_Task instructions_
Return the listing word for word, as given.

+++ Task inputs

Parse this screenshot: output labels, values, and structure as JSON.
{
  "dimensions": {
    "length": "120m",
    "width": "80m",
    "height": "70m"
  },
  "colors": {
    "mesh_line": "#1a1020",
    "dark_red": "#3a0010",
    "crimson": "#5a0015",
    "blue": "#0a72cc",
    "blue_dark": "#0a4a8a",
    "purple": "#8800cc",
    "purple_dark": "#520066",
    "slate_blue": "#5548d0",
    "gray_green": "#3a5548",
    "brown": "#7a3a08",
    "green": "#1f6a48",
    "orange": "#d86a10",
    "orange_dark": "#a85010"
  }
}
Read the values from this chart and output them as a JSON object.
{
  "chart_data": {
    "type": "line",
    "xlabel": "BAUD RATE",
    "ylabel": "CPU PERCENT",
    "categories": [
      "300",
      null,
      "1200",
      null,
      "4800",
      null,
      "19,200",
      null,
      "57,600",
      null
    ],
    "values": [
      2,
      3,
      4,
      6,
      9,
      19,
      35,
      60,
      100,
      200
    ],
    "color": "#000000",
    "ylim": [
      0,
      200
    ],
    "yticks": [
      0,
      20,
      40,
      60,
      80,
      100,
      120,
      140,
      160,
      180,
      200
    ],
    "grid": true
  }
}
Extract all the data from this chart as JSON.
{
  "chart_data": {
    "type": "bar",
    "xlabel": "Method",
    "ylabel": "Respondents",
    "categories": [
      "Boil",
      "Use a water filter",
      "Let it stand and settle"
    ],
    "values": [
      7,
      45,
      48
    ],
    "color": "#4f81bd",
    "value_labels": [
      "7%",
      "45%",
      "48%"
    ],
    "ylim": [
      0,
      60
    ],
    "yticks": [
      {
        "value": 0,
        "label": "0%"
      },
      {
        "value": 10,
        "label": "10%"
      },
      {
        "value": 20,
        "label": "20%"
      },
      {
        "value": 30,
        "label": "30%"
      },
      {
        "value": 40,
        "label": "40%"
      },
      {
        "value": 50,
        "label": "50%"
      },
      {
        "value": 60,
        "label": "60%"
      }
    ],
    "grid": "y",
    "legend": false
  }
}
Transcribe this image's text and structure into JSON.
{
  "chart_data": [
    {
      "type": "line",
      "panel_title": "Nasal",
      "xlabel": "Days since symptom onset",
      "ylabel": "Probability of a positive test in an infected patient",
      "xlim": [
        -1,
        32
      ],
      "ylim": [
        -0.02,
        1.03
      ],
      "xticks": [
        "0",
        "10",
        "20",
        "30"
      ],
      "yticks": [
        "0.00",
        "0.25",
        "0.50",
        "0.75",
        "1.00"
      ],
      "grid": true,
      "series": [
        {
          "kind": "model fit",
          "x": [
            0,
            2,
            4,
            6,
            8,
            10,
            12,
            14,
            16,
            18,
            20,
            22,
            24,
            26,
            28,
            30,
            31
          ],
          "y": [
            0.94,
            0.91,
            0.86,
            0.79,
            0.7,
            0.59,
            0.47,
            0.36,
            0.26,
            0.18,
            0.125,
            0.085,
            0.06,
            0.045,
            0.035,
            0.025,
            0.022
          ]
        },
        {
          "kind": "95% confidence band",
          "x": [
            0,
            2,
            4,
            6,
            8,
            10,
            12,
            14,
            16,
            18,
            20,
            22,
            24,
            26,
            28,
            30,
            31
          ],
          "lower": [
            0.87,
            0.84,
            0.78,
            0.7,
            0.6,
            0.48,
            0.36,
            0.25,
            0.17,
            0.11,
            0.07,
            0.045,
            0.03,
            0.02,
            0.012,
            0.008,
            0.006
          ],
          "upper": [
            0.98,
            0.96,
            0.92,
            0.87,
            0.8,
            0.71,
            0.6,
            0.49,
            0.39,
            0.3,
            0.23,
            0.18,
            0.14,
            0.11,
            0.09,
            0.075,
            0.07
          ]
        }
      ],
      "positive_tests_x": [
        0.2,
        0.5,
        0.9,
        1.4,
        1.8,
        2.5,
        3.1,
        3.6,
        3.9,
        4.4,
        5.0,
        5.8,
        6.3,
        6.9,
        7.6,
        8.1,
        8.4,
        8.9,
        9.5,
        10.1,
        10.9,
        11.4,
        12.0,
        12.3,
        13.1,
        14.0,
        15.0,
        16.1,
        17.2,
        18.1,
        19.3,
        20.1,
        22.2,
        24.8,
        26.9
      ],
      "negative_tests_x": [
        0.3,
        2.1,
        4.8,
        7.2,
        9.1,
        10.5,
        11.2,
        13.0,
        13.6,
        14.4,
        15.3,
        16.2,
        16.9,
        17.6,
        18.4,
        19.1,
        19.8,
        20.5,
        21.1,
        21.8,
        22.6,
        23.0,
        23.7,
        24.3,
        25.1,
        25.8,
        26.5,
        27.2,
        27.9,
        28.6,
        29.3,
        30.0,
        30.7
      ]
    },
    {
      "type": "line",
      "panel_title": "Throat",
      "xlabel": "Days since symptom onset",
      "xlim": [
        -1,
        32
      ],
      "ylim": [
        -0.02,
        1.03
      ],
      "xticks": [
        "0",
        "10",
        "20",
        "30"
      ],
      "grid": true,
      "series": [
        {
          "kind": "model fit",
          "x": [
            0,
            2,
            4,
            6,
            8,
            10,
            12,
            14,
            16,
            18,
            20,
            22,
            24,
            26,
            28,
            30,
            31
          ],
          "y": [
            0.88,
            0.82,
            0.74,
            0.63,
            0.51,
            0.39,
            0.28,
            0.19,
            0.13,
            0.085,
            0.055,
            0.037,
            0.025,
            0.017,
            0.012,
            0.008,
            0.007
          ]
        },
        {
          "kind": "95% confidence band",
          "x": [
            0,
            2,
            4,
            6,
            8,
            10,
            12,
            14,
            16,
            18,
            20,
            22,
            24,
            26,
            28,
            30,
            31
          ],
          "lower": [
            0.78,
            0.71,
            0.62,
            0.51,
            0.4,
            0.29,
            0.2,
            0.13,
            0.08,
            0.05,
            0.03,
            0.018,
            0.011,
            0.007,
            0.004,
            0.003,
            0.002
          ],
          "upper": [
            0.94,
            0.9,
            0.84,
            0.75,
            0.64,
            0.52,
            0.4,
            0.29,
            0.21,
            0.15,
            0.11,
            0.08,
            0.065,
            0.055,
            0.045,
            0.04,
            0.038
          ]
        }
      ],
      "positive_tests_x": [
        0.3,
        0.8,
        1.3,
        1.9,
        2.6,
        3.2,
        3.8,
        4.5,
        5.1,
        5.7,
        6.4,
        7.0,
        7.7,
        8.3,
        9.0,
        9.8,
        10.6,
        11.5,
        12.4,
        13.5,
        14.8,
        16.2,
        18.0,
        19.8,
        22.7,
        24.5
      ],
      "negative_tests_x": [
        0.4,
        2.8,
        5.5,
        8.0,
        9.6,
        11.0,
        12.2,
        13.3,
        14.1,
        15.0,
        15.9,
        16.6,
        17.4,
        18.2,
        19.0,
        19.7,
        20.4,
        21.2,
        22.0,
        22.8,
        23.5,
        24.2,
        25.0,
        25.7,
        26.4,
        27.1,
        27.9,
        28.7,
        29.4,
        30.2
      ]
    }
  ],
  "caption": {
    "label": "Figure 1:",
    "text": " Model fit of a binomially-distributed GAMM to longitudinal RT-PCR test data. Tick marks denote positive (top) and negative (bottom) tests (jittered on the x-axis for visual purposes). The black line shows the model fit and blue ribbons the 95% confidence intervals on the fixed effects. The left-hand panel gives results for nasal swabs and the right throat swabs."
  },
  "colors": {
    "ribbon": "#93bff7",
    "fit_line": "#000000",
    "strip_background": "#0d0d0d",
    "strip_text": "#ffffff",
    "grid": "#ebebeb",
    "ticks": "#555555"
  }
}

++++++

_The answer_
Parse this screenshot: output labels, values, and structure as JSON.
{
  "dimensions": {
    "length": "120m",
    "width": "80m",
    "height": "70m"
  },
  "colors": {
    "mesh_line": "#1a1020",
    "dark_red": "#3a0010",
    "crimson": "#5a0015",
    "blue": "#0a72cc",
    "blue_dark": "#0a4a8a",
    "purple": "#8800cc",
    "purple_dark": "#520066",
    "slate_blue": "#5548d0",
    "gray_green": "#3a5548",
    "brown": "#7a3a08",
    "green": "#1f6a48",
    "orange": "#d86a10",
    "orange_dark": "#a85010"
  }
}
Read the values from this chart and output them as a JSON object.
{
  "chart_data": {
    "type": "line",
    "xlabel": "BAUD RATE",
    "ylabel": "CPU PERCENT",
    "categories": [
      "300",
      null,
      "1200",
      null,
      "4800",
      null,
      "19,200",
      null,
      "57,600",
      null
    ],
    "values": [
      2,
      3,
      4,
      6,
      9,
      19,
      35,
      60,
      100,
      200
    ],
    "color": "#000000",
    "ylim": [
      0,
      200
    ],
    "yticks": [
      0,
      20,
      40,
      60,
      80,
      100,
      120,
      140,
      160,
      180,
      200
    ],
    "grid": true
  }
}
Extract all the data from this chart as JSON.
{
  "chart_data": {
    "type": "bar",
    "xlabel": "Method",
    "ylabel": "Respondents",
    "categories": [
      "Boil",
      "Use a water filter",
      "Let it stand and settle"
    ],
    "values": [
      7,
      45,
      48
    ],
    "color": "#4f81bd",
    "value_labels": [
      "7%",
      "45%",
      "48%"
    ],
    "ylim": [
      0,
      60
    ],
    "yticks": [
      {
        "value": 0,
        "label": "0%"
      },
      {
        "value": 10,
        "label": "10%"
      },
      {
        "value": 20,
        "label": "20%"
      },
      {
        "value": 30,
        "label": "30%"
      },
      {
        "value": 40,
        "label": "40%"
      },
      {
        "value": 50,
        "label": "50%"
      },
      {
        "value": 60,
        "label": "60%"
      }
    ],
    "grid": "y",
    "legend": false
  }
}
Transcribe this image's text and structure into JSON.
{
  "chart_data": [
    {
      "type": "line",
      "panel_title": "Nasal",
      "xlabel": "Days since symptom onset",
      "ylabel": "Probability of a positive test in an infected patient",
      "xlim": [
        -1,
        32
      ],
      "ylim": [
        -0.02,
        1.03
      ],
      "xticks": [
        "0",
        "10",
        "20",
        "30"
      ],
      "yticks": [
        "0.00",
        "0.25",
        "0.50",
        "0.75",
        "1.00"
      ],
      "grid": true,
      "series": [
        {
          "kind": "model fit",
          "x": [
            0,
            2,
            4,
            6,
            8,
            10,
            12,
            14,
            16,
            18,
            20,
            22,
            24,
            26,
            28,
            30,
            31
          ],
          "y": [
            0.94,
            0.91,
            0.86,
            0.79,
            0.7,
            0.59,
            0.47,
            0.36,
            0.26,
            0.18,
            0.125,
            0.085,
            0.06,
            0.045,
            0.035,
            0.025,
            0.022
          ]
        },
        {
          "kind": "95% confidence band",
          "x": [
            0,
            2,
            4,
            6,
            8,
            10,
            12,
            14,
            16,
            18,
            20,
            22,
            24,
            26,
            28,
            30,
            31
          ],
          "lower": [
            0.87,
            0.84,
            0.78,
            0.7,
            0.6,
            0.48,
            0.36,
            0.25,
            0.17,
            0.11,
            0.07,
            0.045,
            0.03,
            0.02,
            0.012,
            0.008,
            0.006
          ],
          "upper": [
            0.98,
            0.96,
            0.92,
            0.87,
            0.8,
            0.71,
            0.6,
            0.49,
            0.39,
            0.3,
            0.23,
            0.18,
            0.14,
            0.11,
            0.09,
            0.075,
            0.07
          ]
        }
      ],
      "positive_tests_x": [
        0.2,
        0.5,
        0.9,
        1.4,
        1.8,
        2.5,
        3.1,
        3.6,
        3.9,
        4.4,
        5.0,
        5.8,
        6.3,
        6.9,
        7.6,
        8.1,
        8.4,
        8.9,
        9.5,
        10.1,
        10.9,
        11.4,
        12.0,
        12.3,
        13.1,
        14.0,
        15.0,
        16.1,
        17.2,
        18.1,
        19.3,
        20.1,
        22.2,
        24.8,
        26.9
      ],
      "negative_tests_x": [
        0.3,
        2.1,
        4.8,
        7.2,
        9.1,
        10.5,
        11.2,
        13.0,
        13.6,
        14.4,
        15.3,
        16.2,
        16.9,
        17.6,
        18.4,
        19.1,
        19.8,
        20.5,
        21.1,
        21.8,
        22.6,
        23.0,
        23.7,
        24.3,
        25.1,
        25.8,
        26.5,
        27.2,
        27.9,
        28.6,
        29.3,
        30.0,
        30.7
      ]
    },
    {
      "type": "line",
      "panel_title": "Throat",
      "xlabel": "Days since symptom onset",
      "xlim": [
        -1,
        32
      ],
      "ylim": [
        -0.02,
        1.03
      ],
      "xticks": [
        "0",
        "10",
        "20",
        "30"
      ],
      "grid": true,
      "series": [
        {
          "kind": "model fit",
          "x": [
            0,
            2,
            4,
            6,
            8,
            10,
            12,
            14,
            16,
            18,
            20,
            22,
            24,
            26,
            28,
            30,
            31
          ],
          "y": [
            0.88,
            0.82,
            0.74,
            0.63,
            0.51,
            0.39,
            0.28,
            0.19,
            0.13,
            0.085,
            0.055,
            0.037,
            0.025,
            0.017,
            0.012,
            0.008,
            0.007
          ]
        },
        {
          "kind": "95% confidence band",
          "x": [
            0,
            2,
            4,
            6,
            8,
            10,
            12,
            14,
            16,
            18,
            20,
            22,
            24,
            26,
            28,
            30,
            31
          ],
          "lower": [
            0.78,
            0.71,
            0.62,
            0.51,
            0.4,
            0.29,
            0.2,
            0.13,
            0.08,
            0.05,
            0.03,
            0.018,
            0.011,
            0.007,
            0.004,
            0.003,
            0.002
          ],
          "upper": [
            0.94,
            0.9,
            0.84,
            0.75,
            0.64,
            0.52,
            0.4,
            0.29,
            0.21,
            0.15,
            0.11,
            0.08,
            0.065,
            0.055,
            0.045,
            0.04,
            0.038
          ]
        }
      ],
      "positive_tests_x": [
        0.3,
        0.8,
        1.3,
        1.9,
        2.6,
        3.2,
        3.8,
        4.5,
        5.1,
        5.7,
        6.4,
        7.0,
        7.7,
        8.3,
        9.0,
        9.8,
        10.6,
        11.5,
        12.4,
        13.5,
        14.8,
        16.2,
        18.0,
        19.8,
        22.7,
        24.5
      ],
      "negative_tests_x": [
        0.4,
        2.8,
        5.5,
        8.0,
        9.6,
        11.0,
        12.2,
        13.3,
        14.1,
        15.0,
        15.9,
        16.6,
        17.4,
        18.2,
        19.0,
        19.7,
        20.4,
        21.2,
        22.0,
        22.8,
        23.5,
        24.2,
        25.0,
        25.7,
        26.4,
        27.1,
        27.9,
        28.7,
        29.4,
        30.2
      ]
    }
  ],
  "caption": {
    "label": "Figure 1:",
    "text": " Model fit of a binomially-distributed GAMM to longitudinal RT-PCR test data. Tick marks denote positive (top) and negative (bottom) tests (jittered on the x-axis for visual purposes). The black line shows the model fit and blue ribbons the 95% confidence intervals on the fixed effects. The left-hand panel gives results for nasal swabs and the right throat swabs."
  },
  "colors": {
    "ribbon": "#93bff7",
    "fit_line": "#000000",
    "strip_background": "#0d0d0d",
    "strip_text": "#ffffff",
    "grid": "#ebebeb",
    "ticks": "#555555"
  }
}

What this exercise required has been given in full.